Required work —
For every line in the data below that contains "List", copy the line.

[start Data to use]

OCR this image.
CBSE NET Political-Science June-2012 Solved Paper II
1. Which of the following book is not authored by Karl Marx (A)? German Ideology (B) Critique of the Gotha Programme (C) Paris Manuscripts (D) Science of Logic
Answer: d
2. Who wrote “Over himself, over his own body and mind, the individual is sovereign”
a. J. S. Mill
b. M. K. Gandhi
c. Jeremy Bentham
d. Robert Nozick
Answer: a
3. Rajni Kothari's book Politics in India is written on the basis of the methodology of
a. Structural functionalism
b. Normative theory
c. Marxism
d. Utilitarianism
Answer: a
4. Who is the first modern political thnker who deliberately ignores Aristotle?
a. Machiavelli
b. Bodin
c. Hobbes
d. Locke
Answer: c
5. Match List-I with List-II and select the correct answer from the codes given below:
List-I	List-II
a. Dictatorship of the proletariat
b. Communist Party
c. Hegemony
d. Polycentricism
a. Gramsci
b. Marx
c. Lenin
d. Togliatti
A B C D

[end Data to use]
[start Data to use]

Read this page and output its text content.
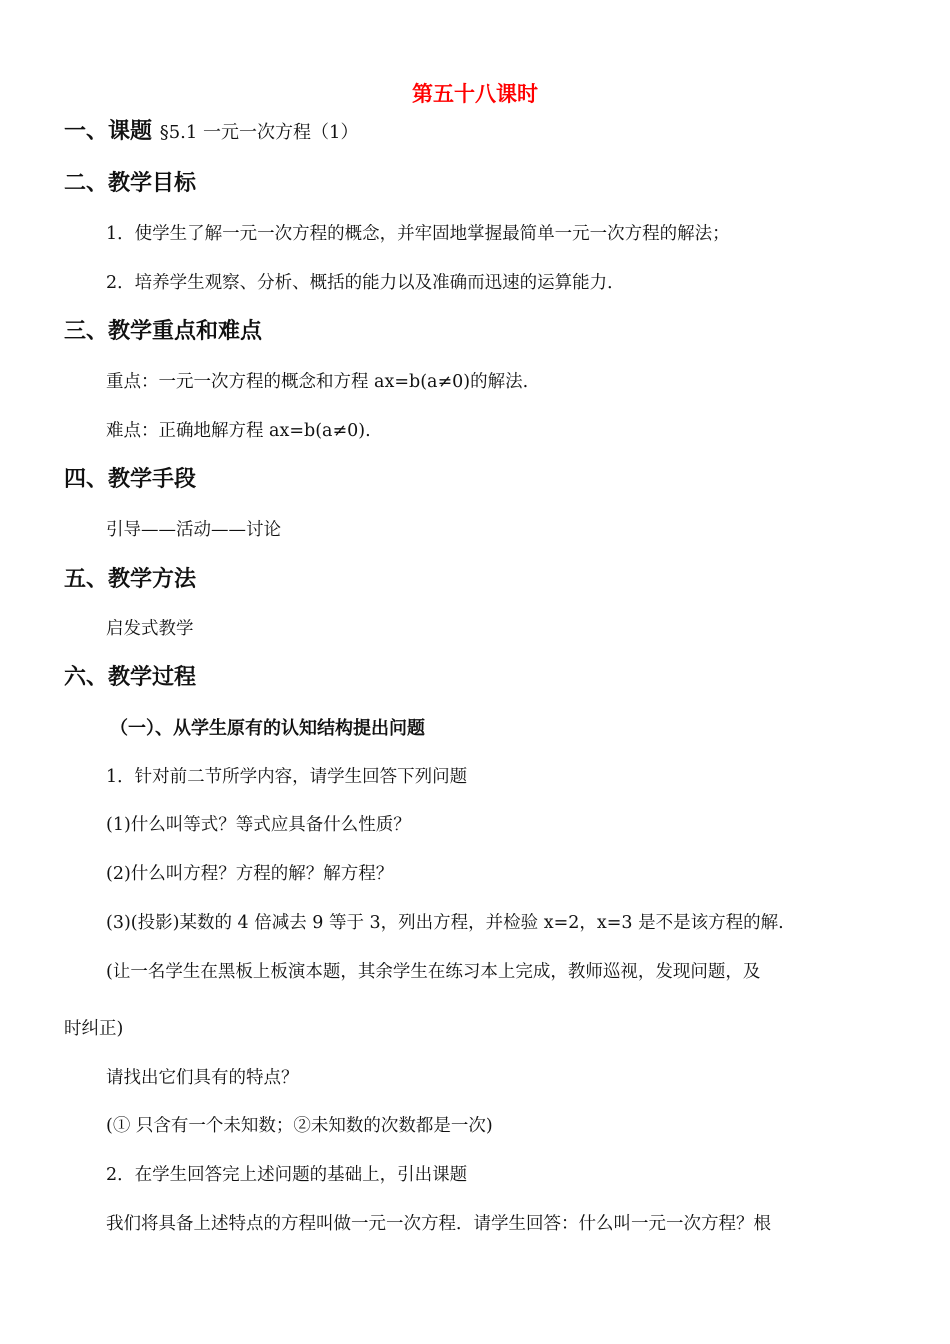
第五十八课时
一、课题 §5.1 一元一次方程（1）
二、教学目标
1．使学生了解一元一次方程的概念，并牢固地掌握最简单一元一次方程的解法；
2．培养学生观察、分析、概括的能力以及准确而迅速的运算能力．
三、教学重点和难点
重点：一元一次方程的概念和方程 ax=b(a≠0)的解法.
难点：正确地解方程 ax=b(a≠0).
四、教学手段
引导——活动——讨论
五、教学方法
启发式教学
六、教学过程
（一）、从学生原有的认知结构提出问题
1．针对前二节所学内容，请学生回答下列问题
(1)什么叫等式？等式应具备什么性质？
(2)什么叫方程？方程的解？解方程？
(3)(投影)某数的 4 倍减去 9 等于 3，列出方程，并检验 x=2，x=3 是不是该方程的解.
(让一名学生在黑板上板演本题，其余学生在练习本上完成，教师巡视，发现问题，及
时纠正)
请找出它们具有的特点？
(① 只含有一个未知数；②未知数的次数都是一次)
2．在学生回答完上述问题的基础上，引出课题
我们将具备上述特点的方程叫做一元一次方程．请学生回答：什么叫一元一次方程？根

[end Data to use]

Answer to the problem —
5. Match List-I with List-II and select the correct answer from the codes given below:
List-I	List-II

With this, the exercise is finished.